Records follow. Pull out every line that contains "color".

------ Supplied data

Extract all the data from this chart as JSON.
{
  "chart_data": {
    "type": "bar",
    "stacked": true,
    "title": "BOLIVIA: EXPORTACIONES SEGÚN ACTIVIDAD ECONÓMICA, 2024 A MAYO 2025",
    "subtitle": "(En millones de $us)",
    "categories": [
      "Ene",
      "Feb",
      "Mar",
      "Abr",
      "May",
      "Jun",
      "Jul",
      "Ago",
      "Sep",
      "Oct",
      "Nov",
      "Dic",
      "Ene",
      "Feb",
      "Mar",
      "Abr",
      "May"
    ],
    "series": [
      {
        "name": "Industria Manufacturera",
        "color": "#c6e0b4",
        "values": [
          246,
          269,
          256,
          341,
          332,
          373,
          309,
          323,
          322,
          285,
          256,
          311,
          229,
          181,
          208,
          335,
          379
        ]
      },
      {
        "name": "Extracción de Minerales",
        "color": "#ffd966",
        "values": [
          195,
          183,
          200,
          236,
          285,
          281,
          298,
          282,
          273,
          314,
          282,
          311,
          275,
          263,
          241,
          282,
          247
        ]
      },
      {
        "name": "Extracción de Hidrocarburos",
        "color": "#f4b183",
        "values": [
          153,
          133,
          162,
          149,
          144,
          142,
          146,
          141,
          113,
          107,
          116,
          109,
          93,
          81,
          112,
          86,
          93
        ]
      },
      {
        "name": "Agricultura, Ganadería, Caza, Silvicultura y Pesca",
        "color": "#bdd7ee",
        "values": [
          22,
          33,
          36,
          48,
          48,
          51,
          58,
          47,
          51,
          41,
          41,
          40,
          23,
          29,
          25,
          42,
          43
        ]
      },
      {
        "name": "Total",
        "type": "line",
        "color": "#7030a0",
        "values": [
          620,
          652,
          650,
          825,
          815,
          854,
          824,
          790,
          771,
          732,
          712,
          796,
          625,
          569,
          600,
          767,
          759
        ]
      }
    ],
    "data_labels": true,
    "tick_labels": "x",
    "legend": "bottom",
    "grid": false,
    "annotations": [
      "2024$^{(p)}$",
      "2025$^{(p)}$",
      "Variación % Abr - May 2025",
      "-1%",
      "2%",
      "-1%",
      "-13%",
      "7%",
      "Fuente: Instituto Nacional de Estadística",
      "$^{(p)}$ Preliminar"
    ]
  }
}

------------

● The solution
        "color": "#c6e0b4",
        "color": "#ffd966",
        "color": "#f4b183",
        "color": "#bdd7ee",
        "color": "#7030a0",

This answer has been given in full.